## DO THIS
What follows is a set of entries. Repeat them exactly, but not their pictures.
------
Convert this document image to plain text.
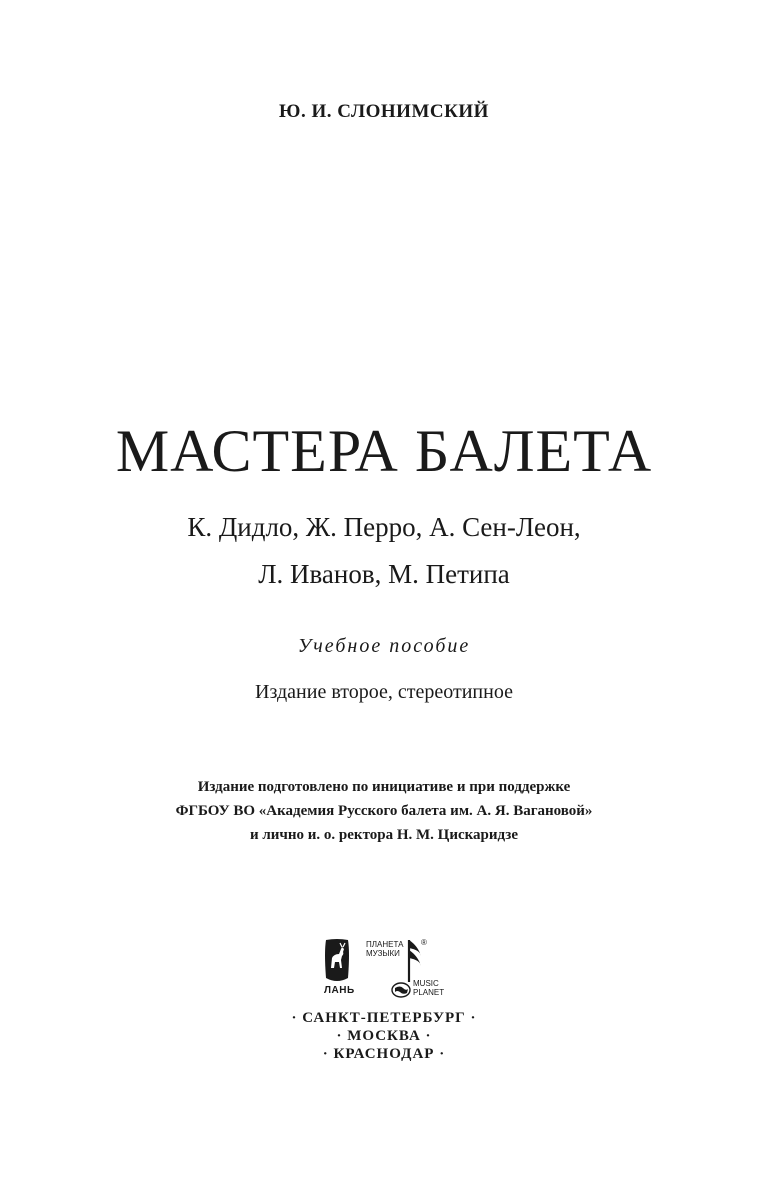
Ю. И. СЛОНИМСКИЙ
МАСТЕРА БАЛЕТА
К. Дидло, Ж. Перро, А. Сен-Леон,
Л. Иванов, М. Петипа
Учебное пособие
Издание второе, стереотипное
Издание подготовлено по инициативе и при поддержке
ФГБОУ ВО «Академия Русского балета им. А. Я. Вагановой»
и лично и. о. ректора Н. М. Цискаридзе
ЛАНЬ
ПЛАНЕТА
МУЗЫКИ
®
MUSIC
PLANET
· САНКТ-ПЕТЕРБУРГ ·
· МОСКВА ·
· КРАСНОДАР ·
------
## EXERCISE OUTPUT
Convert this document image to plain text.
Ю. И. СЛОНИМСКИЙ
МАСТЕРА БАЛЕТА
К. Дидло, Ж. Перро, А. Сен-Леон,
Л. Иванов, М. Петипа
Учебное пособие
Издание второе, стереотипное
Издание подготовлено по инициативе и при поддержке
ФГБОУ ВО «Академия Русского балета им. А. Я. Вагановой»
и лично и. о. ректора Н. М. Цискаридзе
ЛАНЬ
ПЛАНЕТА
МУЗЫКИ
®
MUSIC
PLANET
· САНКТ-ПЕТЕРБУРГ ·
· МОСКВА ·
· КРАСНОДАР ·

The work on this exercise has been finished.